Look through the records below, count the lines with the word "this", and reply with only the number.

▬▬▬▬▬▬▬▬▬▬

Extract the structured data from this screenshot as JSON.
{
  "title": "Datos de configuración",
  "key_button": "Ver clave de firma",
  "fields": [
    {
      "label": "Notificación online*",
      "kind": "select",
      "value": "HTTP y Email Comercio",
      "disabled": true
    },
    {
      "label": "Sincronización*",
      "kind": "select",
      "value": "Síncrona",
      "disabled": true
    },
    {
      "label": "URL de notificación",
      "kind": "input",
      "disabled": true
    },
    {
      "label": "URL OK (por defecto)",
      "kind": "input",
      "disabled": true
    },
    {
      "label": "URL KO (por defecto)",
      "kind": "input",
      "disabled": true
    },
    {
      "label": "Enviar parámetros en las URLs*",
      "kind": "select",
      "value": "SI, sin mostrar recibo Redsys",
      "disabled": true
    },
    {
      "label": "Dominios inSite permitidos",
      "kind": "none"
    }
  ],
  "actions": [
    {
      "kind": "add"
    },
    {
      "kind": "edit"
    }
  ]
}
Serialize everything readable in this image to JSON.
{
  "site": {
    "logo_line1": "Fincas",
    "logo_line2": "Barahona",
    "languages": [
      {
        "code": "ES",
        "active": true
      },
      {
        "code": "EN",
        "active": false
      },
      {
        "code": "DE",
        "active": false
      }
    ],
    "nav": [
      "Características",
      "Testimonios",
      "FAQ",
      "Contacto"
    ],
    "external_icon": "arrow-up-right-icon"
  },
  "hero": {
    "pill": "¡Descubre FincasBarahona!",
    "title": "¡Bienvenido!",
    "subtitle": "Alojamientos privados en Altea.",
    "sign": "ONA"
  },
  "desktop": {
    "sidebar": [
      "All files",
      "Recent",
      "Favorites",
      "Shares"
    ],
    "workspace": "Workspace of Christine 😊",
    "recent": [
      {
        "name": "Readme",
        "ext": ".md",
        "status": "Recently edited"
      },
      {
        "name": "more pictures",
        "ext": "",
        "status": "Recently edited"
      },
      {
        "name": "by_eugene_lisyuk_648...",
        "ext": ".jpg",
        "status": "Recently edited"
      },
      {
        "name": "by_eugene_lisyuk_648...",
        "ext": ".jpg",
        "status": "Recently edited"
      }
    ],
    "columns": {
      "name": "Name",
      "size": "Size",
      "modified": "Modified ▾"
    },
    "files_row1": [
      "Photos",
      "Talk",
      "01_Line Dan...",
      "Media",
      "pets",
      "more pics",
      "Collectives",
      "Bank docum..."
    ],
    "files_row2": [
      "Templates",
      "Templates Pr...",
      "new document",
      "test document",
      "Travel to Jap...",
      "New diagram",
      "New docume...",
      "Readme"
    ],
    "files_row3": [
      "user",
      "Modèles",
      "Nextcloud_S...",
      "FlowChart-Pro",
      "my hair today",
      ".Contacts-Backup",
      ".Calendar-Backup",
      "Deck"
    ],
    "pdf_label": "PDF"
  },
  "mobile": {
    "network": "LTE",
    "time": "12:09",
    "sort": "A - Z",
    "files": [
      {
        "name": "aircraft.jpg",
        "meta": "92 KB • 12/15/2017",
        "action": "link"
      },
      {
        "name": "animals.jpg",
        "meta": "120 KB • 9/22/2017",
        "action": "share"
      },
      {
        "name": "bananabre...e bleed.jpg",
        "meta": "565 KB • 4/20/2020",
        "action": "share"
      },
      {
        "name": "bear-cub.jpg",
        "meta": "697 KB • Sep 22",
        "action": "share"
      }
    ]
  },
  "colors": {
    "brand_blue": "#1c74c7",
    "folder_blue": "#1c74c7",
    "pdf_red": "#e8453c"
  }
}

▬▬▬▬▬▬▬▬▬▬

FINISHED ANSWER
2